▼▼▼

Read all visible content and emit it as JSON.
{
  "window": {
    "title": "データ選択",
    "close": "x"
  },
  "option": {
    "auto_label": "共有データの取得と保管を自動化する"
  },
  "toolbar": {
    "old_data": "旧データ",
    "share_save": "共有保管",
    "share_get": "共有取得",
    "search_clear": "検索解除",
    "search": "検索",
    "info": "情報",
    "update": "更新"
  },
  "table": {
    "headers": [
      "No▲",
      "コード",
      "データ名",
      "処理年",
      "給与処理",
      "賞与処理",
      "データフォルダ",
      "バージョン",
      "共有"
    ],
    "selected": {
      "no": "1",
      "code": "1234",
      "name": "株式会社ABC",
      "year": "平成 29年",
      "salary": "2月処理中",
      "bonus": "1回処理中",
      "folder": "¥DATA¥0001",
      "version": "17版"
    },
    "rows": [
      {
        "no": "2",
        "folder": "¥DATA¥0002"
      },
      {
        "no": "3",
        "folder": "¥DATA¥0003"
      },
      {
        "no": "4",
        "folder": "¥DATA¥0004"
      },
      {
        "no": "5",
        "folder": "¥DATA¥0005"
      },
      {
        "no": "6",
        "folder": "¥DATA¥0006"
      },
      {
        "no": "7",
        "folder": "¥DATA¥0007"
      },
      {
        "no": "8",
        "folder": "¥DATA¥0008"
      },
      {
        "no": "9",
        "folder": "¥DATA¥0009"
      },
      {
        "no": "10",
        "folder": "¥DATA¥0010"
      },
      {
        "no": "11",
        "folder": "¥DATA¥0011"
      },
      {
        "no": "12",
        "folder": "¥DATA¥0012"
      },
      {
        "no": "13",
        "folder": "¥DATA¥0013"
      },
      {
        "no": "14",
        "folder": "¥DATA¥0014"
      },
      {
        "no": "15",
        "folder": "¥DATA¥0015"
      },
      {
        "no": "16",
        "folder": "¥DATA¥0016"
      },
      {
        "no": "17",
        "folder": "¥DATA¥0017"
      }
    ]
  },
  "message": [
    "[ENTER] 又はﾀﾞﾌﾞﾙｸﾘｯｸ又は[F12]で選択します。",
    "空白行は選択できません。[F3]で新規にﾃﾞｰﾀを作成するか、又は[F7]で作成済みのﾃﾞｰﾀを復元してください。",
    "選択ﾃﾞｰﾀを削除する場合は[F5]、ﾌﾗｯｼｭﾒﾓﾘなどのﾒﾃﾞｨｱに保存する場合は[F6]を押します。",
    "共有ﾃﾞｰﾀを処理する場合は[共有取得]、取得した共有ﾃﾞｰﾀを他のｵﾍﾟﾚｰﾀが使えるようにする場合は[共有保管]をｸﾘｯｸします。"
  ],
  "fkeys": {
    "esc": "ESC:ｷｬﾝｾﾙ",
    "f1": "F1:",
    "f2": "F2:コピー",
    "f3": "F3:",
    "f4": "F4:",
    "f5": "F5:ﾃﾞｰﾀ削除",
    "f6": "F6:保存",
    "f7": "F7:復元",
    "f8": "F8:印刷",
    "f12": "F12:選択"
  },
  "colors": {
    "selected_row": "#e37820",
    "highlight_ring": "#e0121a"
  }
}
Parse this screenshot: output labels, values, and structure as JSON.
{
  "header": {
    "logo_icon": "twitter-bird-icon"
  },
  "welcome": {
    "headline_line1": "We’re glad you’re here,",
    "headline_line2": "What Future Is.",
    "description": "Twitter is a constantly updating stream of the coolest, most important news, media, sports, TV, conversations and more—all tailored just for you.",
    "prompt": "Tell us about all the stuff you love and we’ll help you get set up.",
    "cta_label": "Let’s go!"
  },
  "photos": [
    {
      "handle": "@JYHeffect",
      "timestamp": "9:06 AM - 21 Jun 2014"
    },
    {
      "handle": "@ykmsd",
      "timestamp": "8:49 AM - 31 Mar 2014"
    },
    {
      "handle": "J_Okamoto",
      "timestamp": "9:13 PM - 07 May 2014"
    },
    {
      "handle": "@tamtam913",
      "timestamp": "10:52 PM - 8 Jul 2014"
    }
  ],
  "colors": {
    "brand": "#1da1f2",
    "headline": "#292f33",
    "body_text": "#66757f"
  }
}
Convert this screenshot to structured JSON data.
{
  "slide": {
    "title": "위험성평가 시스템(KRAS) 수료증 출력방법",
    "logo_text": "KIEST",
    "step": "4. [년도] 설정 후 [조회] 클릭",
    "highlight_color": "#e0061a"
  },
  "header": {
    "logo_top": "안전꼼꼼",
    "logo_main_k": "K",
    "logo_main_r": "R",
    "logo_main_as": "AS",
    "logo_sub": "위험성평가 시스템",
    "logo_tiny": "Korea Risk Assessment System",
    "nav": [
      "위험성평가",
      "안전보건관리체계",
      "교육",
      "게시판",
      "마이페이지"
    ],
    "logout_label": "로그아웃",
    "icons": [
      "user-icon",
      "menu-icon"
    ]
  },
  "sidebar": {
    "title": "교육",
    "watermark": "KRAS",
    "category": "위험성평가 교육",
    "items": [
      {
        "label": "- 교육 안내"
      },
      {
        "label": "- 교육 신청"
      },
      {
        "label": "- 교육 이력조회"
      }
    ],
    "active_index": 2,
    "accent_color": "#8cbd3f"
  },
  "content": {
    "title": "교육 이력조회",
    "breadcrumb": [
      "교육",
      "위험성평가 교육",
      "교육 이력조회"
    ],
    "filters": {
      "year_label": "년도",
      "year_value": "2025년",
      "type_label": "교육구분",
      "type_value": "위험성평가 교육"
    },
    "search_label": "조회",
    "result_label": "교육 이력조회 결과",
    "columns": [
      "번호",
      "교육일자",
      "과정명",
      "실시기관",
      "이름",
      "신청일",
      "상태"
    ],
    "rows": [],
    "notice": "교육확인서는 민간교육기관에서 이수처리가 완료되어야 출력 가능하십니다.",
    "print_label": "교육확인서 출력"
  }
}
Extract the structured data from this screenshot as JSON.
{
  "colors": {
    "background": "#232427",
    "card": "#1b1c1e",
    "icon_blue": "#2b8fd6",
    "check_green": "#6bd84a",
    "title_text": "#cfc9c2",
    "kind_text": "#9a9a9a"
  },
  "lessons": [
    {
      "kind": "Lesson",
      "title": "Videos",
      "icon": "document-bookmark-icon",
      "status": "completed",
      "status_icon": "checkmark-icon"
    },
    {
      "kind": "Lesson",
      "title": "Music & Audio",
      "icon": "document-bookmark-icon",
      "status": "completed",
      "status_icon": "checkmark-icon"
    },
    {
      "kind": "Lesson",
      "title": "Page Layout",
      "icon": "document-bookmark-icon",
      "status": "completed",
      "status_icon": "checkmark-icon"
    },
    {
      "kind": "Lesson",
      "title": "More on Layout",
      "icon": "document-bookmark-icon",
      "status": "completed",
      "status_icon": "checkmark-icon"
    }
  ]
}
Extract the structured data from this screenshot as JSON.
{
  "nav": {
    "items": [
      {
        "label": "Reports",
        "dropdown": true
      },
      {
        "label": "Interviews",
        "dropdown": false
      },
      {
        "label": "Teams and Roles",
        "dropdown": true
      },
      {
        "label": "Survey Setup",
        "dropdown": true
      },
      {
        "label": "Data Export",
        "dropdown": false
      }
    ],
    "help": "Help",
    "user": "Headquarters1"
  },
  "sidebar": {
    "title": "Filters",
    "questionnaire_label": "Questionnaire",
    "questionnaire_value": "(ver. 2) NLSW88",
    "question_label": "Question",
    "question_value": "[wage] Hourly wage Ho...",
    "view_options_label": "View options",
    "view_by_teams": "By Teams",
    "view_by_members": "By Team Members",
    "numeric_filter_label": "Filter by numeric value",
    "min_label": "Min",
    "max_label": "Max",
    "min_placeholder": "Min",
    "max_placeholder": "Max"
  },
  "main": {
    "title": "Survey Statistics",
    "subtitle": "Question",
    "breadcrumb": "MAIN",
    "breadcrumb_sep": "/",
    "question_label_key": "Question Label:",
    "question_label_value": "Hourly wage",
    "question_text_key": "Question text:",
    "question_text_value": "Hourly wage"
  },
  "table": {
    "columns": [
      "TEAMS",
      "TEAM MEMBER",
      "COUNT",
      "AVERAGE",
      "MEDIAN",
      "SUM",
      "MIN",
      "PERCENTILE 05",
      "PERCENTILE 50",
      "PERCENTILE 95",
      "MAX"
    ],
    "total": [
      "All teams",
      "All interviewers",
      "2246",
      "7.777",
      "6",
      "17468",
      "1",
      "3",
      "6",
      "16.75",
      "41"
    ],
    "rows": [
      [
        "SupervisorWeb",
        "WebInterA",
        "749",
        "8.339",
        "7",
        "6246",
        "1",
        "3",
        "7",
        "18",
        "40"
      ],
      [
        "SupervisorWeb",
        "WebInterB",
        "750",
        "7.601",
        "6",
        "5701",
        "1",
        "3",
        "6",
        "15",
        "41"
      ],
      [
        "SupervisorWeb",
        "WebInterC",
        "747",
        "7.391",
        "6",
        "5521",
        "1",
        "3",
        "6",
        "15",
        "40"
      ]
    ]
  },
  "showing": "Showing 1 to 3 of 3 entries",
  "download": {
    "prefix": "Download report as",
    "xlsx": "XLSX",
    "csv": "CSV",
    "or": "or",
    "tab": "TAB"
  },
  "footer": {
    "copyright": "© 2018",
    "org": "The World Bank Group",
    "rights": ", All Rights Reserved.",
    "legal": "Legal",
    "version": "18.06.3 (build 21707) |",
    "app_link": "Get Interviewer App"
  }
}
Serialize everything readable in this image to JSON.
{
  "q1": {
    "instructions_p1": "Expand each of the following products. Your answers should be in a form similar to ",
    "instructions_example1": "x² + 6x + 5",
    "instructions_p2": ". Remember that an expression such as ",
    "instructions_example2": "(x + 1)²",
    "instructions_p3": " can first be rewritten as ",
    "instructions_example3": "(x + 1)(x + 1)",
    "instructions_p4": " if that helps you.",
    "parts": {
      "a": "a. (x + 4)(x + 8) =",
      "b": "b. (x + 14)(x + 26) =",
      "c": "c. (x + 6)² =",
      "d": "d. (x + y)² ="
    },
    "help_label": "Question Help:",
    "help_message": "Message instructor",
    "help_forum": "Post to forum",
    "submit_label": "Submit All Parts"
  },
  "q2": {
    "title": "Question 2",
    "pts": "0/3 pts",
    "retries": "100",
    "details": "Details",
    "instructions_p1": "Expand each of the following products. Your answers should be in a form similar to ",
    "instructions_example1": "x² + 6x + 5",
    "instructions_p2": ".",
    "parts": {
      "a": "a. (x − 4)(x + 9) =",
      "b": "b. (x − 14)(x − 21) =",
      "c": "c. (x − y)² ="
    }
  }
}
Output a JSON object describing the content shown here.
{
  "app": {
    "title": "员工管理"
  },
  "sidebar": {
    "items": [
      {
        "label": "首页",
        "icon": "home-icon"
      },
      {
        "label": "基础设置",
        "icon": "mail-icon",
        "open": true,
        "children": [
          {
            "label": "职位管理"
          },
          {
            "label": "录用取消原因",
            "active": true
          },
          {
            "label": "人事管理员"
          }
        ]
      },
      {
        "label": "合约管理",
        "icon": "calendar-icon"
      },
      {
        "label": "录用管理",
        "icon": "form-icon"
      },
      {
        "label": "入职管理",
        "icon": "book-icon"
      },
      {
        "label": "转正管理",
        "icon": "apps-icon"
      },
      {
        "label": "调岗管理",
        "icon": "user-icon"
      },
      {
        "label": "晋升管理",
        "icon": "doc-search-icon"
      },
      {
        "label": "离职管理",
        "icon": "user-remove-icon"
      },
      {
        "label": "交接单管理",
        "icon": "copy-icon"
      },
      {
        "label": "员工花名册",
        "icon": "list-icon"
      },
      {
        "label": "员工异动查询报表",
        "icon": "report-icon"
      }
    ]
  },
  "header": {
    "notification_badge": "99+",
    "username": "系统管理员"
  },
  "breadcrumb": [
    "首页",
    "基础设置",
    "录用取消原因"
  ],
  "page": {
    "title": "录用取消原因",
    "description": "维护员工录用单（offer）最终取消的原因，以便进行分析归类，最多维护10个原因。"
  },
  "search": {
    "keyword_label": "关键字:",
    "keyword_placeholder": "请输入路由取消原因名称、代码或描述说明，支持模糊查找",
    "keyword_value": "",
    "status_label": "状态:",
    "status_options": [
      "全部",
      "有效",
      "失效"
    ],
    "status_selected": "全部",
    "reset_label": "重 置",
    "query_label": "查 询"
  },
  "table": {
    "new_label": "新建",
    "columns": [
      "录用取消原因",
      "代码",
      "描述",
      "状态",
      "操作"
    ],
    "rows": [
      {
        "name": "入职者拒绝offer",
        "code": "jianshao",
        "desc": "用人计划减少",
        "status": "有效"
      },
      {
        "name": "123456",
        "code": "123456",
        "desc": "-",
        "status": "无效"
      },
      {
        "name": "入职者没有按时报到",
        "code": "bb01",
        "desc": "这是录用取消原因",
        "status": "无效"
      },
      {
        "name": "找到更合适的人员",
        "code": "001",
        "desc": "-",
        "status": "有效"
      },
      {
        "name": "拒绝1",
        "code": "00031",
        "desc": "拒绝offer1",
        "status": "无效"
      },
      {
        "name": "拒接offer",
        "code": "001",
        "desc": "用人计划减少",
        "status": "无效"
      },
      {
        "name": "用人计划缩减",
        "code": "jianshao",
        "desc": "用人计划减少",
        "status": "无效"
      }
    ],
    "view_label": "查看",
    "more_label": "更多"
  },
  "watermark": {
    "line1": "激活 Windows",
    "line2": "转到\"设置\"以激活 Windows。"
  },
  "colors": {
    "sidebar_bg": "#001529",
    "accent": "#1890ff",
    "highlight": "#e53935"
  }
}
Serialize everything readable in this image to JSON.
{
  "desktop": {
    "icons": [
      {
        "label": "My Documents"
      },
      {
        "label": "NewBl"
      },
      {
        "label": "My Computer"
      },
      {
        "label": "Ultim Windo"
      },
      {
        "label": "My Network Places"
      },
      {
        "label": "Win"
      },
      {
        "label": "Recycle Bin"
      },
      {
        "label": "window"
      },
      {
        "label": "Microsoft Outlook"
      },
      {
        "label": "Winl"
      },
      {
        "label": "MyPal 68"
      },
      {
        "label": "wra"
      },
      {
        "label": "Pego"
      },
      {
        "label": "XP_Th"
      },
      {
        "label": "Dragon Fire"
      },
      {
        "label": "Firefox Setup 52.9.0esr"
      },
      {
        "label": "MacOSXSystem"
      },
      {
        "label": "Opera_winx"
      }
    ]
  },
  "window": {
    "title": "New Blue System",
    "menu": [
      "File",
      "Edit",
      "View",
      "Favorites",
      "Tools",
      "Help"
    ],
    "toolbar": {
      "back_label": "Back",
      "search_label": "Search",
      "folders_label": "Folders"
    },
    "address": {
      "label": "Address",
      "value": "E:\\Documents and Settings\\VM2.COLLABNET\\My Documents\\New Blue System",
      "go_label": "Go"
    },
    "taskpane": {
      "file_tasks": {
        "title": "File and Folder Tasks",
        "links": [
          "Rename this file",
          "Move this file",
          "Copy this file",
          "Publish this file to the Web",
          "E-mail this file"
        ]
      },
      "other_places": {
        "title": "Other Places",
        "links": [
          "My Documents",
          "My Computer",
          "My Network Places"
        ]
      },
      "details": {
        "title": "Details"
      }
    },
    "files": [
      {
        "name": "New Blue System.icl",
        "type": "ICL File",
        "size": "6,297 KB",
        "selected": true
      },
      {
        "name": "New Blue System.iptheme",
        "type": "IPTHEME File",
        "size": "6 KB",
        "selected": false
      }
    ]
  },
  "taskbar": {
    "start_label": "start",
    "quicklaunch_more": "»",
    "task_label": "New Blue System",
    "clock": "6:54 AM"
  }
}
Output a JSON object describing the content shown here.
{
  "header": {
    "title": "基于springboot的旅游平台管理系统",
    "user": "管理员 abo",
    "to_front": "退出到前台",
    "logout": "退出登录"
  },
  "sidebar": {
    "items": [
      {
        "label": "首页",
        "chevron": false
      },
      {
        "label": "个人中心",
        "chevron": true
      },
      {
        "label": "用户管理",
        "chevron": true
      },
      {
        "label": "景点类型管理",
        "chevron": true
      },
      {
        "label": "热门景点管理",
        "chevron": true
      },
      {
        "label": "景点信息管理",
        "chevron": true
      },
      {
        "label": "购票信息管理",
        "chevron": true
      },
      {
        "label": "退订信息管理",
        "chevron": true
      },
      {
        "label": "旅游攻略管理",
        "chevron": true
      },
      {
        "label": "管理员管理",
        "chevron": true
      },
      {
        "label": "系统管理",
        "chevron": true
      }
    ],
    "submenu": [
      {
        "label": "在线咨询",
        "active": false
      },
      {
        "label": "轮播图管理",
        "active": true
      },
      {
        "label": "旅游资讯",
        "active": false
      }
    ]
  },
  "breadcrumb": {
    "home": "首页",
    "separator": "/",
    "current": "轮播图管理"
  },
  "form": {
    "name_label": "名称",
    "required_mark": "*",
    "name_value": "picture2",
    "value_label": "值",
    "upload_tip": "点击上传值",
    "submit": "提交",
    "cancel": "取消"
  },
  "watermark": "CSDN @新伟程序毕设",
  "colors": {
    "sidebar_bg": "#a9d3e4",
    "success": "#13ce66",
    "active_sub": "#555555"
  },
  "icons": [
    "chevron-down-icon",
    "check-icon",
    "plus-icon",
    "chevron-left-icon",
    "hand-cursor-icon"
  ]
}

▲▲▲

WHAT IS ASKED |
Identify the lines in the entries above that contain "wage", then copy them out.

EXPECTED OUTPUT |
    "question_value": "[wage] Hourly wage Ho...",
    "question_label_value": "Hourly wage",
    "question_text_value": "Hourly wage"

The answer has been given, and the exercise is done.